> _WHAT IS REQUIRED_: Transcribe all of the records word for word, but omit the pictures.

> _RECORDED DATA_:

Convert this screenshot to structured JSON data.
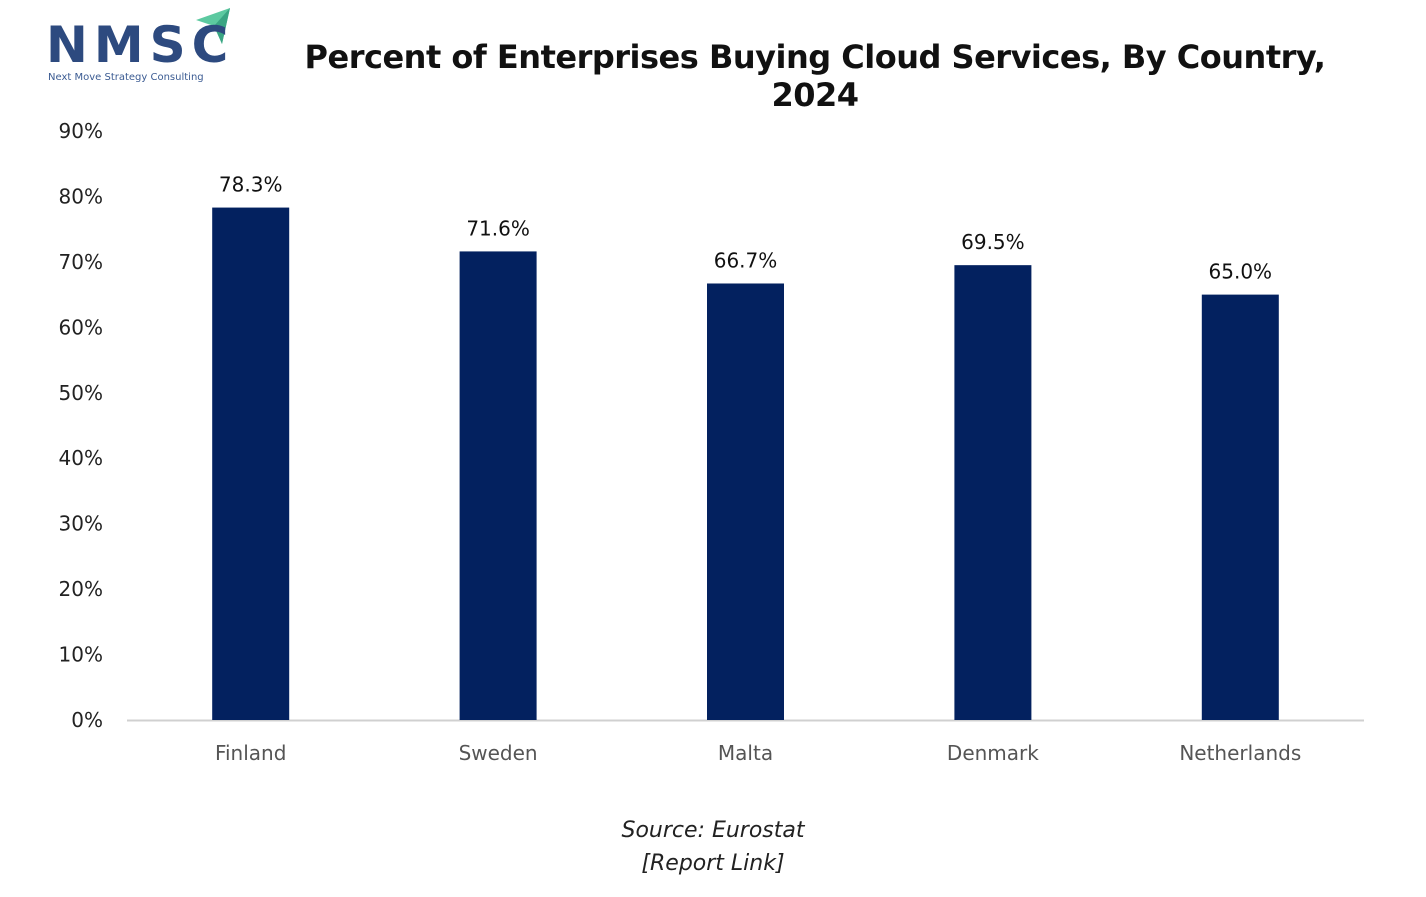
{
  "logo": {
    "name": "NMSC",
    "tagline": "Next Move Strategy Consulting",
    "primary_color": "#2d4a7f",
    "accent_color": "#5cc9a0"
  },
  "source": {
    "text": "Source: Eurostat",
    "link_text": "[Report Link]"
  },
  "chart_data": {
    "type": "bar",
    "title": "Percent of Enterprises Buying Cloud Services, By Country, 2024",
    "xlabel": "",
    "ylabel": "",
    "categories": [
      "Finland",
      "Sweden",
      "Malta",
      "Denmark",
      "Netherlands"
    ],
    "values": [
      78.3,
      71.6,
      66.7,
      69.5,
      65.0
    ],
    "data_labels": [
      "78.3%",
      "71.6%",
      "66.7%",
      "69.5%",
      "65.0%"
    ],
    "ylim": [
      0,
      90
    ],
    "yticks": [
      0,
      10,
      20,
      30,
      40,
      50,
      60,
      70,
      80,
      90
    ],
    "ytick_labels": [
      "0%",
      "10%",
      "20%",
      "30%",
      "40%",
      "50%",
      "60%",
      "70%",
      "80%",
      "90%"
    ],
    "grid": false,
    "legend": "none",
    "bar_color": "#03215f",
    "axis_color": "#d0d0d0"
  }
}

> _RESULT OF THIS EXERCISE_:
Convert this screenshot to structured JSON data.
{
  "logo": {
    "name": "NMSC",
    "tagline": "Next Move Strategy Consulting",
    "primary_color": "#2d4a7f",
    "accent_color": "#5cc9a0"
  },
  "source": {
    "text": "Source: Eurostat",
    "link_text": "[Report Link]"
  },
  "chart_data": {
    "type": "bar",
    "title": "Percent of Enterprises Buying Cloud Services, By Country, 2024",
    "xlabel": "",
    "ylabel": "",
    "categories": [
      "Finland",
      "Sweden",
      "Malta",
      "Denmark",
      "Netherlands"
    ],
    "values": [
      78.3,
      71.6,
      66.7,
      69.5,
      65.0
    ],
    "data_labels": [
      "78.3%",
      "71.6%",
      "66.7%",
      "69.5%",
      "65.0%"
    ],
    "ylim": [
      0,
      90
    ],
    "yticks": [
      0,
      10,
      20,
      30,
      40,
      50,
      60,
      70,
      80,
      90
    ],
    "ytick_labels": [
      "0%",
      "10%",
      "20%",
      "30%",
      "40%",
      "50%",
      "60%",
      "70%",
      "80%",
      "90%"
    ],
    "grid": false,
    "legend": "none",
    "bar_color": "#03215f",
    "axis_color": "#d0d0d0"
  }
}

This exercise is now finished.